Collected data

++++++++++++++++++++

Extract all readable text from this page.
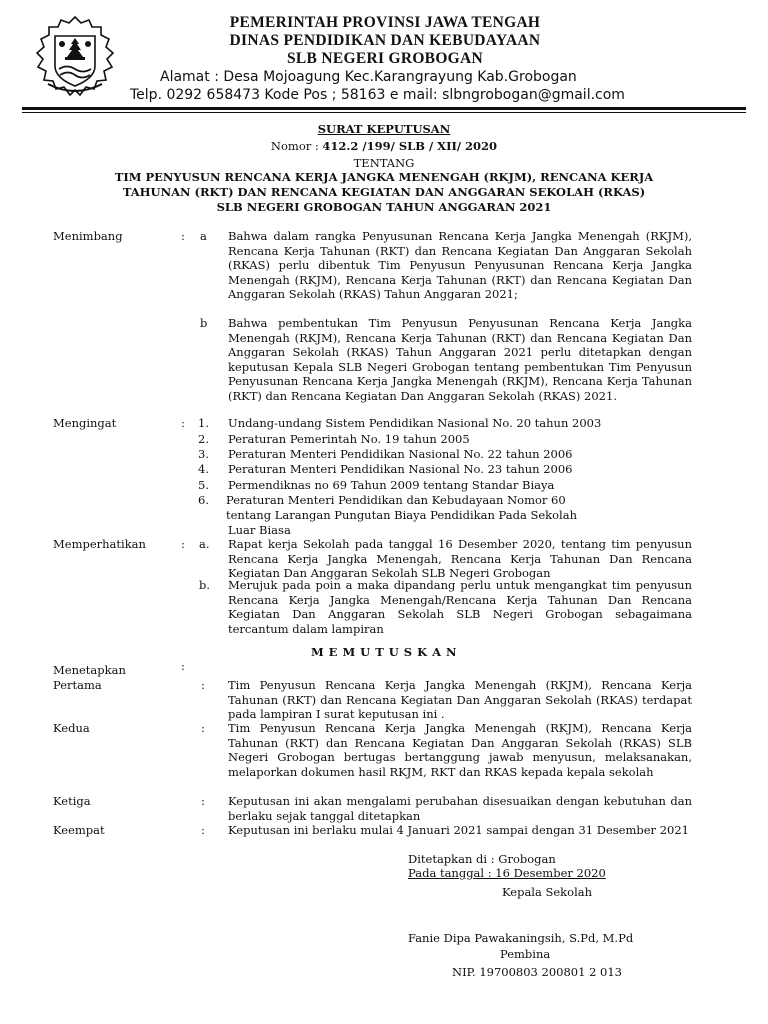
PEMERINTAH PROVINSI JAWA TENGAH
DINAS PENDIDIKAN DAN KEBUDAYAAN
SLB NEGERI GROBOGAN
Alamat : Desa Mojoagung Kec.Karangrayung Kab.Grobogan
Telp. 0292 658473 Kode Pos ; 58163 e mail: slbngrobogan@gmail.com
SURAT KEPUTUSAN
Nomor : 412.2 /199/ SLB / XII/ 2020
TENTANG
TIM PENYUSUN RENCANA KERJA JANGKA MENENGAH (RKJM), RENCANA KERJA
TAHUNAN (RKT) DAN RENCANA KEGIATAN DAN ANGGARAN SEKOLAH (RKAS)
SLB NEGERI GROBOGAN TAHUN ANGGARAN 2021
Menimbang	: a Bahwa dalam rangka Penyusunan Rencana Kerja Jangka Menengah (RKJM), Rencana Kerja Tahunan (RKT) dan Rencana Kegiatan Dan Anggaran Sekolah (RKAS) perlu dibentuk Tim Penyusun Penyusunan Rencana Kerja Jangka Menengah (RKJM), Rencana Kerja Tahunan (RKT) dan Rencana Kegiatan Dan Anggaran Sekolah (RKAS) Tahun Anggaran 2021;
b Bahwa pembentukan Tim Penyusun Penyusunan Rencana Kerja Jangka Menengah (RKJM), Rencana Kerja Tahunan (RKT) dan Rencana Kegiatan Dan Anggaran Sekolah (RKAS) Tahun Anggaran 2021 perlu ditetapkan dengan keputusan Kepala SLB Negeri Grobogan tentang pembentukan Tim Penyusun Penyusunan Rencana Kerja Jangka Menengah (RKJM), Rencana Kerja Tahunan (RKT) dan Rencana Kegiatan Dan Anggaran Sekolah (RKAS) 2021.
Mengingat	: 1. Undang-undang Sistem Pendidikan Nasional No. 20 tahun 2003
2. Peraturan Pemerintah No. 19 tahun 2005
3. Peraturan Menteri Pendidikan Nasional No. 22 tahun 2006
4. Peraturan Menteri Pendidikan Nasional No. 23 tahun 2006
5. Permendiknas no 69 Tahun 2009 tentang Standar Biaya
6. Peraturan Menteri Pendidikan dan Kebudayaan Nomor 60
tentang Larangan Pungutan Biaya Pendidikan Pada Sekolah
Luar Biasa
Memperhatikan	: a. Rapat kerja Sekolah pada tanggal 16 Desember 2020, tentang tim penyusun Rencana Kerja Jangka Menengah, Rencana Kerja Tahunan Dan Rencana Kegiatan Dan Anggaran Sekolah SLB Negeri Grobogan
b. Merujuk pada poin a maka dipandang perlu untuk mengangkat tim penyusun Rencana Kerja Jangka Menengah/Rencana Kerja Tahunan Dan Rencana Kegiatan Dan Anggaran Sekolah SLB Negeri Grobogan sebagaimana tercantum dalam lampiran
M E M U T U S K A N
Menetapkan	:
Pertama	: Tim Penyusun Rencana Kerja Jangka Menengah (RKJM), Rencana Kerja Tahunan (RKT) dan Rencana Kegiatan Dan Anggaran Sekolah (RKAS) terdapat pada lampiran I surat keputusan ini .
Kedua	: Tim Penyusun Rencana Kerja Jangka Menengah (RKJM), Rencana Kerja Tahunan (RKT) dan Rencana Kegiatan Dan Anggaran Sekolah (RKAS) SLB Negeri Grobogan bertugas bertanggung jawab menyusun, melaksanakan, melaporkan dokumen hasil RKJM, RKT dan RKAS kepada kepala sekolah
Ketiga	: Keputusan ini akan mengalami perubahan disesuaikan dengan kebutuhan dan berlaku sejak tanggal ditetapkan
Keempat	: Keputusan ini berlaku mulai 4 Januari 2021 sampai dengan 31 Desember 2021
Ditetapkan di : Grobogan
Pada tanggal : 16 Desember 2020
Kepala Sekolah
Fanie Dipa Pawakaningsih, S.Pd, M.Pd
Pembina
NIP. 19700803 200801 2 013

++++++++++++++++++++

- [What is asked] Only lines with "Biaya" are wanted here; list each of them.

- [Result of this exercise]
5. Permendiknas no 69 Tahun 2009 tentang Standar Biaya
tentang Larangan Pungutan Biaya Pendidikan Pada Sekolah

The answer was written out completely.